____ DATA FOR THIS EXERCISE
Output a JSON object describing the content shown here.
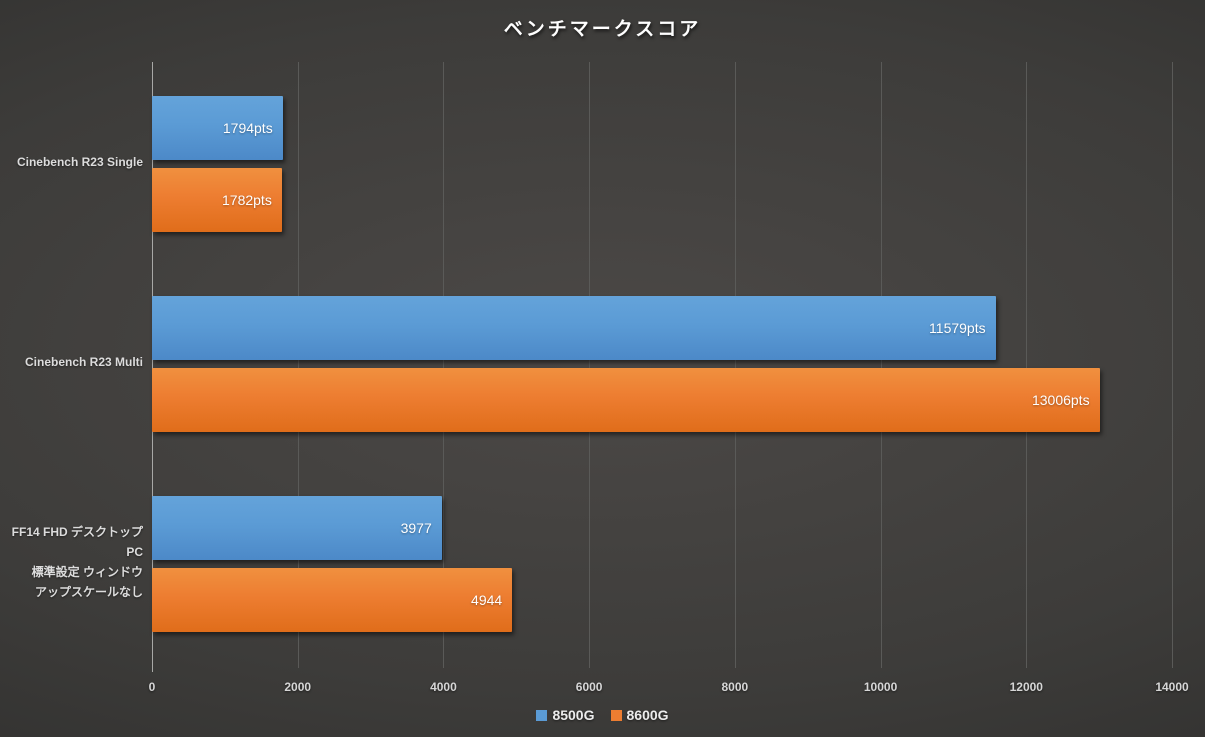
{
  "title": "ベンチマークスコア",
  "colors": {
    "series_8500G": "#5b9bd5",
    "series_8600G": "#ed7d31",
    "background_center": "#4c4947",
    "background_edge": "#262625",
    "gridline": "#5a5a58",
    "axis_line": "#a8a8a6",
    "label_text": "#dcdcdc",
    "value_text": "#ffffff"
  },
  "chart_data": {
    "type": "bar",
    "orientation": "horizontal",
    "title": "ベンチマークスコア",
    "categories": [
      [
        "Cinebench R23 Single"
      ],
      [
        "Cinebench R23 Multi"
      ],
      [
        "FF14 FHD デスクトップPC",
        "標準設定 ウィンドウ",
        "アップスケールなし"
      ]
    ],
    "series": [
      {
        "name": "8500G",
        "color": "#5b9bd5",
        "values": [
          1794,
          11579,
          3977
        ],
        "value_labels": [
          "1794pts",
          "11579pts",
          "3977"
        ]
      },
      {
        "name": "8600G",
        "color": "#ed7d31",
        "values": [
          1782,
          13006,
          4944
        ],
        "value_labels": [
          "1782pts",
          "13006pts",
          "4944"
        ]
      }
    ],
    "xlim": [
      0,
      14000
    ],
    "x_ticks": [
      0,
      2000,
      4000,
      6000,
      8000,
      10000,
      12000,
      14000
    ],
    "x_tick_labels": [
      "0",
      "2000",
      "4000",
      "6000",
      "8000",
      "10000",
      "12000",
      "14000"
    ],
    "xlabel": "",
    "ylabel": "",
    "grid": true,
    "legend_position": "bottom"
  }
}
________
### AIM OF THE EXERCISE
Using the records above, copy every line that has the word "Cinebench" in it.

### RESPONSE TO THIS EXERCISE
        "Cinebench R23 Single"
        "Cinebench R23 Multi"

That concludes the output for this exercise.